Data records
··········

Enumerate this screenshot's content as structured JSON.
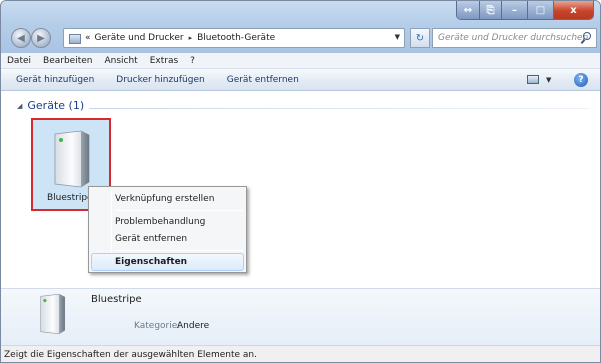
{
  "window": {
    "buttons": {
      "extra_1": "↔",
      "extra_2": "⎘",
      "minimize": "–",
      "maximize": "□",
      "close": "x"
    }
  },
  "nav": {
    "back_glyph": "◀",
    "forward_glyph": "▶",
    "recent_glyph": "▼",
    "address_prefix": "«",
    "breadcrumbs": [
      "Geräte und Drucker",
      "Bluetooth-Geräte"
    ],
    "breadcrumb_separator": "▸",
    "address_drop_glyph": "▼",
    "refresh_glyph": "↻",
    "search_placeholder": "Geräte und Drucker durchsuchen"
  },
  "menubar": {
    "items": [
      "Datei",
      "Bearbeiten",
      "Ansicht",
      "Extras",
      "?"
    ]
  },
  "commandbar": {
    "items": [
      "Gerät hinzufügen",
      "Drucker hinzufügen",
      "Gerät entfernen"
    ],
    "view_drop_glyph": "▼",
    "help_glyph": "?"
  },
  "content": {
    "group_toggle_glyph": "◢",
    "group_label": "Geräte (1)",
    "device": {
      "name": "Bluestripe"
    }
  },
  "context_menu": {
    "items": [
      {
        "label": "Verknüpfung erstellen"
      },
      {
        "label": "Problembehandlung"
      },
      {
        "label": "Gerät entfernen"
      },
      {
        "label": "Eigenschaften",
        "bold": true,
        "highlighted": true
      }
    ]
  },
  "details": {
    "name": "Bluestripe",
    "category_label": "Kategorie:",
    "category_value": "Andere"
  },
  "statusbar": {
    "text": "Zeigt die Eigenschaften der ausgewählten Elemente an."
  },
  "colors": {
    "accent_link": "#1e3f8a",
    "selection_border": "#d7282e",
    "selection_fill": "#cde4f7",
    "close_button": "#c8442c"
  }
}
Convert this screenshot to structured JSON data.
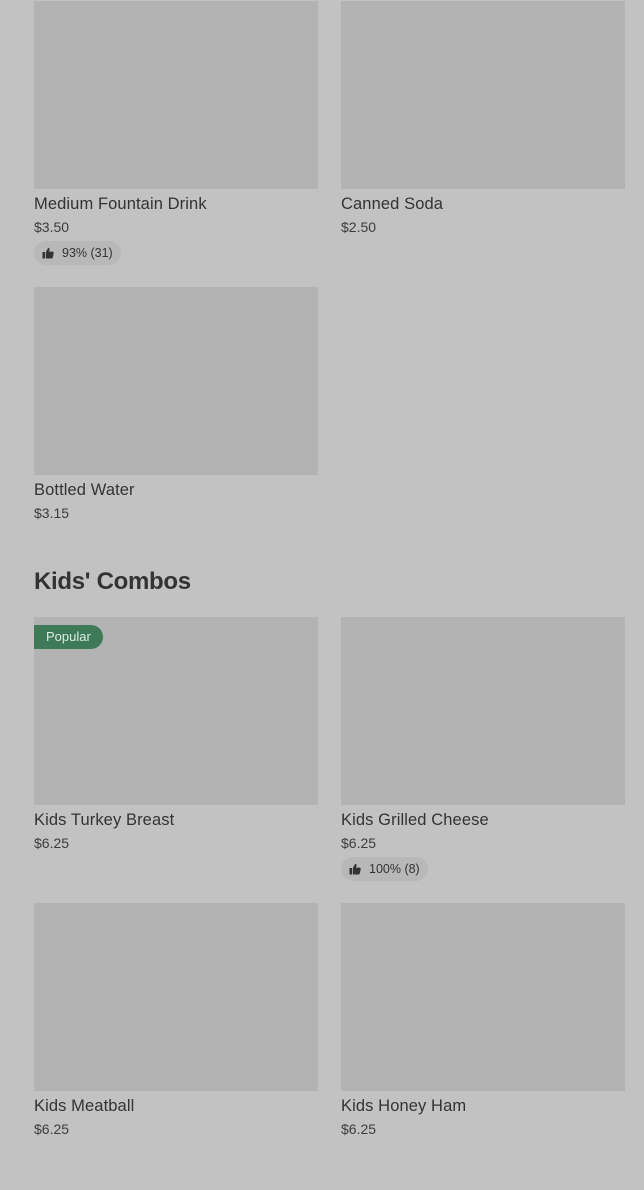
{
  "drinks": {
    "items": [
      {
        "name": "Medium Fountain Drink",
        "price": "$3.50",
        "rating": "93% (31)"
      },
      {
        "name": "Canned Soda",
        "price": "$2.50"
      },
      {
        "name": "Bottled Water",
        "price": "$3.15"
      }
    ]
  },
  "kids_combos": {
    "title": "Kids' Combos",
    "badge_label": "Popular",
    "items": [
      {
        "name": "Kids Turkey Breast",
        "price": "$6.25"
      },
      {
        "name": "Kids Grilled Cheese",
        "price": "$6.25",
        "rating": "100% (8)"
      },
      {
        "name": "Kids Meatball",
        "price": "$6.25"
      },
      {
        "name": "Kids Honey Ham",
        "price": "$6.25"
      }
    ]
  },
  "colors": {
    "page_background": "#c2c2c2",
    "image_placeholder": "#b3b3b3",
    "popular_badge": "#3f7a58",
    "rating_chip": "#b8b8b8"
  },
  "icons": {
    "rating": "thumbs-up-icon"
  }
}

··········

## Objective
Could you reproduce every record above exactly, leaving out the pictures?

## Finished answer
Enumerate this screenshot's content as structured JSON.
{
  "window": {
    "buttons": {
      "extra_1": "↔",
      "extra_2": "⎘",
      "minimize": "–",
      "maximize": "□",
      "close": "x"
    }
  },
  "nav": {
    "back_glyph": "◀",
    "forward_glyph": "▶",
    "recent_glyph": "▼",
    "address_prefix": "«",
    "breadcrumbs": [
      "Geräte und Drucker",
      "Bluetooth-Geräte"
    ],
    "breadcrumb_separator": "▸",
    "address_drop_glyph": "▼",
    "refresh_glyph": "↻",
    "search_placeholder": "Geräte und Drucker durchsuchen"
  },
  "menubar": {
    "items": [
      "Datei",
      "Bearbeiten",
      "Ansicht",
      "Extras",
      "?"
    ]
  },
  "commandbar": {
    "items": [
      "Gerät hinzufügen",
      "Drucker hinzufügen",
      "Gerät entfernen"
    ],
    "view_drop_glyph": "▼",
    "help_glyph": "?"
  },
  "content": {
    "group_toggle_glyph": "◢",
    "group_label": "Geräte (1)",
    "device": {
      "name": "Bluestripe"
    }
  },
  "context_menu": {
    "items": [
      {
        "label": "Verknüpfung erstellen"
      },
      {
        "label": "Problembehandlung"
      },
      {
        "label": "Gerät entfernen"
      },
      {
        "label": "Eigenschaften",
        "bold": true,
        "highlighted": true
      }
    ]
  },
  "details": {
    "name": "Bluestripe",
    "category_label": "Kategorie:",
    "category_value": "Andere"
  },
  "statusbar": {
    "text": "Zeigt die Eigenschaften der ausgewählten Elemente an."
  },
  "colors": {
    "accent_link": "#1e3f8a",
    "selection_border": "#d7282e",
    "selection_fill": "#cde4f7",
    "close_button": "#c8442c"
  }
}
Convert this screenshot to structured JSON data.
{
  "drinks": {
    "items": [
      {
        "name": "Medium Fountain Drink",
        "price": "$3.50",
        "rating": "93% (31)"
      },
      {
        "name": "Canned Soda",
        "price": "$2.50"
      },
      {
        "name": "Bottled Water",
        "price": "$3.15"
      }
    ]
  },
  "kids_combos": {
    "title": "Kids' Combos",
    "badge_label": "Popular",
    "items": [
      {
        "name": "Kids Turkey Breast",
        "price": "$6.25"
      },
      {
        "name": "Kids Grilled Cheese",
        "price": "$6.25",
        "rating": "100% (8)"
      },
      {
        "name": "Kids Meatball",
        "price": "$6.25"
      },
      {
        "name": "Kids Honey Ham",
        "price": "$6.25"
      }
    ]
  },
  "colors": {
    "page_background": "#c2c2c2",
    "image_placeholder": "#b3b3b3",
    "popular_badge": "#3f7a58",
    "rating_chip": "#b8b8b8"
  },
  "icons": {
    "rating": "thumbs-up-icon"
  }
}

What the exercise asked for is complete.